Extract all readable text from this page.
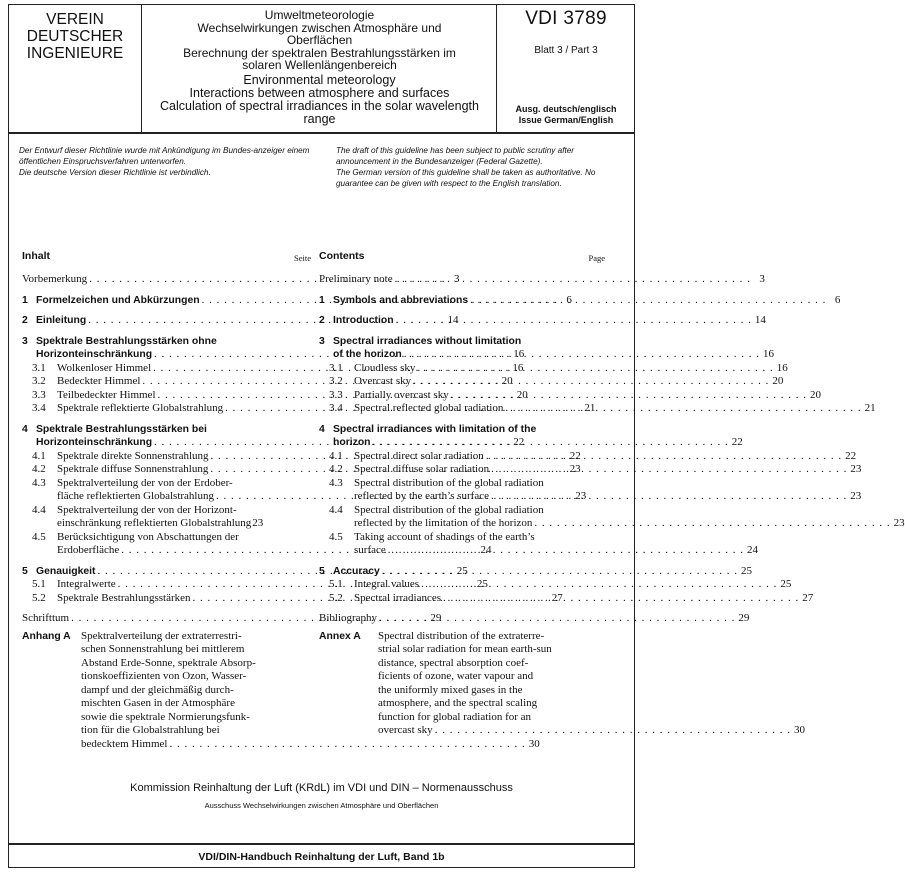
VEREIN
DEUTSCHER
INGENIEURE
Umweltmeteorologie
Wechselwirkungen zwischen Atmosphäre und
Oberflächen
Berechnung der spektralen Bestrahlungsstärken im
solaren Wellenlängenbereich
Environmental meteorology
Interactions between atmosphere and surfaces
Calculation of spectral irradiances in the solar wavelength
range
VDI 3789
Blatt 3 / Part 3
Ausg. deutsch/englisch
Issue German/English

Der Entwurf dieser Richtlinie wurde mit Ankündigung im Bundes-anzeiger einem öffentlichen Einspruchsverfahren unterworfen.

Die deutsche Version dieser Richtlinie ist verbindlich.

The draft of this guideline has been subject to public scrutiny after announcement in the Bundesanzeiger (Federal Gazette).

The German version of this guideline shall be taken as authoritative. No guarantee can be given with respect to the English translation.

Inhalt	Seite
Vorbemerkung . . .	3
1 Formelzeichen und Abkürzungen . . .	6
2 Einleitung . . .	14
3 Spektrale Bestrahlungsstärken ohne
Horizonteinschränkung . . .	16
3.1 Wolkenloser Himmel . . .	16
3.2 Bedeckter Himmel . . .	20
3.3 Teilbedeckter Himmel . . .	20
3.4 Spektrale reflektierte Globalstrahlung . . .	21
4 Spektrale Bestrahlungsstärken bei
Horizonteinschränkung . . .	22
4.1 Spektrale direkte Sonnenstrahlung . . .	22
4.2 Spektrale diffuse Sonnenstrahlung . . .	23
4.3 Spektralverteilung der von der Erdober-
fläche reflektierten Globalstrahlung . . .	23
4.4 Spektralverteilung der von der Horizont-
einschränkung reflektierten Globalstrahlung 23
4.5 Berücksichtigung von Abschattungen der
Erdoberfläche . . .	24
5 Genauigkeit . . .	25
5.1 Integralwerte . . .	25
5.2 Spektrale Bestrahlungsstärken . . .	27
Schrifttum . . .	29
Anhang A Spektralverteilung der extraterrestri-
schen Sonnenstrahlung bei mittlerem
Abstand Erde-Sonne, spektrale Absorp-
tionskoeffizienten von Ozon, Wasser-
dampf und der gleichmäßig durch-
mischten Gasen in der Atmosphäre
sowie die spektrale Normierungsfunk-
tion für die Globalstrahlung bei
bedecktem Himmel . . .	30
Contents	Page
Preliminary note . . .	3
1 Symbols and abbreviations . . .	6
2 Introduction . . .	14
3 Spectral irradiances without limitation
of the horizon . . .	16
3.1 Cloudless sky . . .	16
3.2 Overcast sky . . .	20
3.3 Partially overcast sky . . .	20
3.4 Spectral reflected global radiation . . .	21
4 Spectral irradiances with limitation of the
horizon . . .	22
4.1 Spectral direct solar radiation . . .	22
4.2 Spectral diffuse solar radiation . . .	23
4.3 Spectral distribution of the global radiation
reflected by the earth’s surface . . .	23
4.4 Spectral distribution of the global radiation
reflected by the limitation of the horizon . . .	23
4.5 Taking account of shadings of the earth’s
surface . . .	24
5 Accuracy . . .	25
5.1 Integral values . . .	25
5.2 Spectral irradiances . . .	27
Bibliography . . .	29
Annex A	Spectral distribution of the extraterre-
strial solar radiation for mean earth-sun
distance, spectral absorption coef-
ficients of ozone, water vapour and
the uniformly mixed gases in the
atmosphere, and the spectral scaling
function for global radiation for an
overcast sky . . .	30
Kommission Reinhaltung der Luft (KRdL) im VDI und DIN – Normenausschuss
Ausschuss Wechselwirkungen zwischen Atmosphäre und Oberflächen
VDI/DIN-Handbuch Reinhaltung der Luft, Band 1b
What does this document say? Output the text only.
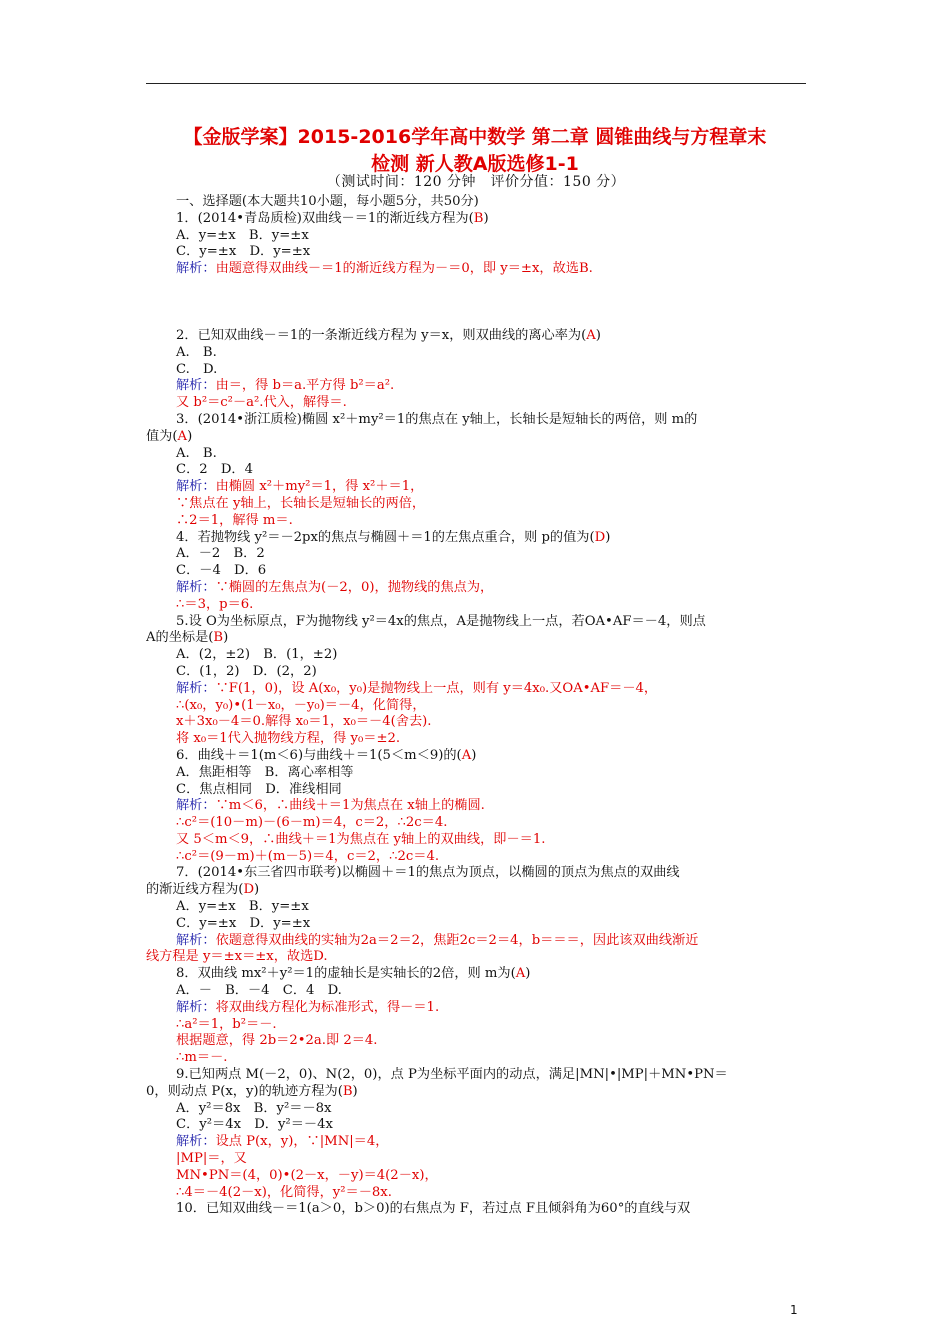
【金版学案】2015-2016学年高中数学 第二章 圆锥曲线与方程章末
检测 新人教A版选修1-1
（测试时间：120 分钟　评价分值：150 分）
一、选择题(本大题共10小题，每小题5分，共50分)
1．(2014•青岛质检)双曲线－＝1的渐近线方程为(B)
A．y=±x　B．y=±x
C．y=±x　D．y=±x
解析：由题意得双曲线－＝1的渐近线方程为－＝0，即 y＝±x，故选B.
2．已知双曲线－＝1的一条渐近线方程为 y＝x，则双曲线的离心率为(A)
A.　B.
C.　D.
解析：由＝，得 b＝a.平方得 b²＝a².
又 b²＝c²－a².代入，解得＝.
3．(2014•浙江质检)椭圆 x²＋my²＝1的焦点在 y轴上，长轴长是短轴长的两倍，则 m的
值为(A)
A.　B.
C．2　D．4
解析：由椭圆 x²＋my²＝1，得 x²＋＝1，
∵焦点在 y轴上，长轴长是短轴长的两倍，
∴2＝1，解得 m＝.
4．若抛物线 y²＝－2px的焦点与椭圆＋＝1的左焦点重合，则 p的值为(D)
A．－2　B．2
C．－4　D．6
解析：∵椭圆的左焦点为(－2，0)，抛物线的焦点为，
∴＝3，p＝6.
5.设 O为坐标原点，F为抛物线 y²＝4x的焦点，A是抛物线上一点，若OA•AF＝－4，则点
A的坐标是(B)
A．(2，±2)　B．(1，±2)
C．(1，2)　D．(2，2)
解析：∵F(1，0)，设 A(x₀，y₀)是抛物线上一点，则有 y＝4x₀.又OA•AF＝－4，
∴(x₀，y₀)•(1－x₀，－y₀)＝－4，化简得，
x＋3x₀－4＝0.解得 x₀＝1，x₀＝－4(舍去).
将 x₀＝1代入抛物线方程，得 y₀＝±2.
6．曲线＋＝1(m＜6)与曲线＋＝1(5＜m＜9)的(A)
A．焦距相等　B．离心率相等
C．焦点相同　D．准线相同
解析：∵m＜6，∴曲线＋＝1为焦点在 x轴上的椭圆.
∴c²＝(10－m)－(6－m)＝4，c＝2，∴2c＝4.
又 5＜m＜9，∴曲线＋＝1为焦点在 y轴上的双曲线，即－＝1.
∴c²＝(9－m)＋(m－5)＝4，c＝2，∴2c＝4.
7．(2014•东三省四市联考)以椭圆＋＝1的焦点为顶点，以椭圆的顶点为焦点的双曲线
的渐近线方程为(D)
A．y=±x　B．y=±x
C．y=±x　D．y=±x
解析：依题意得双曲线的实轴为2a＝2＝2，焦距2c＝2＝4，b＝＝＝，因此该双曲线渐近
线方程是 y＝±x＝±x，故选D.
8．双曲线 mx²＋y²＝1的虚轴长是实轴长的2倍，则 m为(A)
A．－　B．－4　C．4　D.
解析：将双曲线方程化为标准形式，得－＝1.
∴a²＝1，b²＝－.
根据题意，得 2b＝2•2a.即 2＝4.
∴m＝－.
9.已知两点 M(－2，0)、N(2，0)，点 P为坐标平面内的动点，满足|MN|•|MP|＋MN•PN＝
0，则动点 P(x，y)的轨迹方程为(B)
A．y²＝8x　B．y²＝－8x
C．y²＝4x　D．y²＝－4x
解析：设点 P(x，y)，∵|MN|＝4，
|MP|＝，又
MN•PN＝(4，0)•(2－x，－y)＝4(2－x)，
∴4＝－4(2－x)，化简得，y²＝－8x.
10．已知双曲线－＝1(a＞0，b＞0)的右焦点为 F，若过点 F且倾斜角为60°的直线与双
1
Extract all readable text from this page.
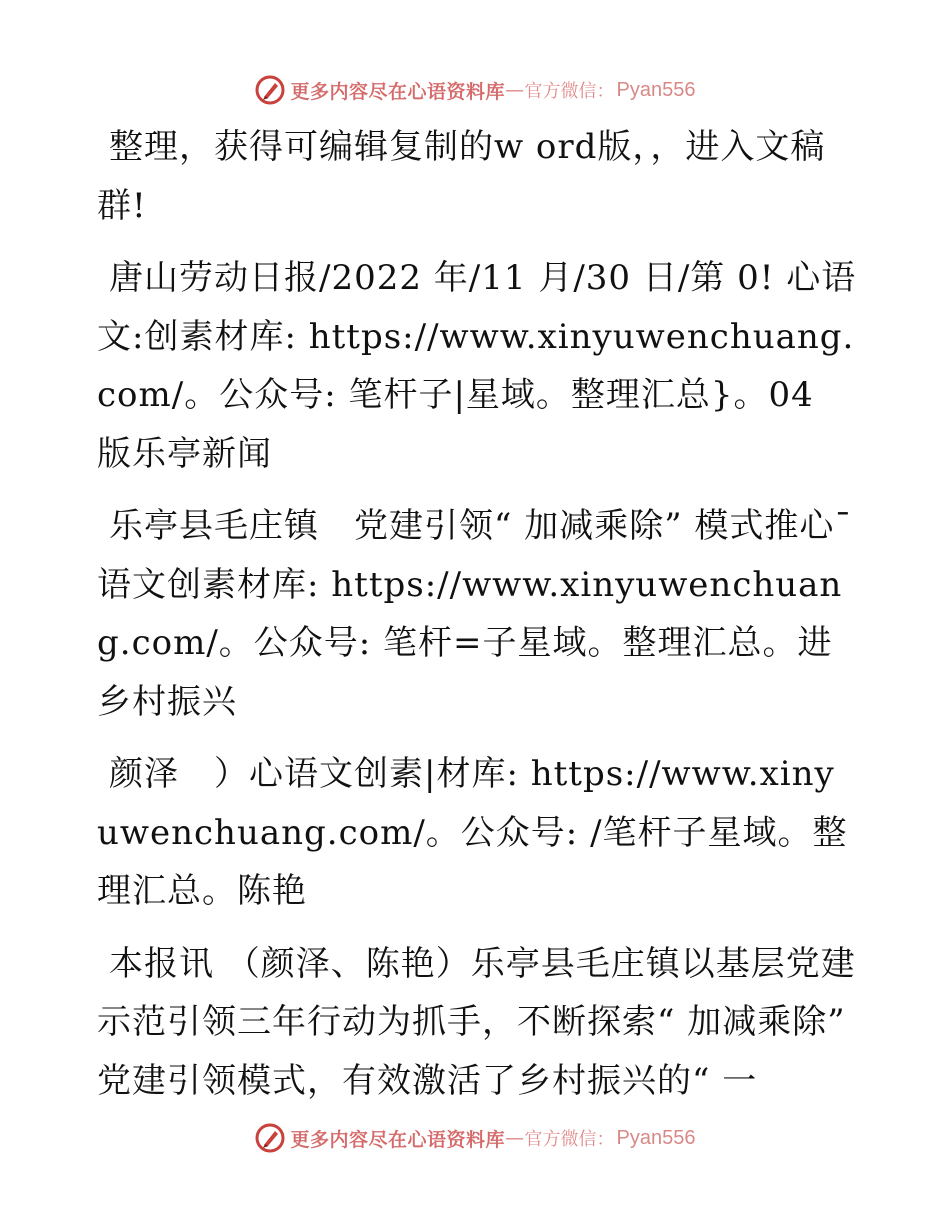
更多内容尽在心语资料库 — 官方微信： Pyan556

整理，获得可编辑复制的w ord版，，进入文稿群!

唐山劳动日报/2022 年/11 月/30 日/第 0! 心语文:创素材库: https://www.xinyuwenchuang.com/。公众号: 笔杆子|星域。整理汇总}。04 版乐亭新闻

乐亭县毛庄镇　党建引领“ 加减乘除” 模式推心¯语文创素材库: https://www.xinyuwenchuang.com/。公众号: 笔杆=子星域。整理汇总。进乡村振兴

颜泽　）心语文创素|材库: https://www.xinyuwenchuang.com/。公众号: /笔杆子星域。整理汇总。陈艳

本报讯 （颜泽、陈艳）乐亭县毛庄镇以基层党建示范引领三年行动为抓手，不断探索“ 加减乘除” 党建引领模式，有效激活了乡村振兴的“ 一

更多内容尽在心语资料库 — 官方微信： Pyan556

========================================================================

> [What the task requires]:
Find the lines holding "已知双曲线" and list every one.

> [Task result]:
2．已知双曲线－＝1的一条渐近线方程为 y＝x，则双曲线的离心率为(A)
10．已知双曲线－＝1(a＞0，b＞0)的右焦点为 F，若过点 F且倾斜角为60°的直线与双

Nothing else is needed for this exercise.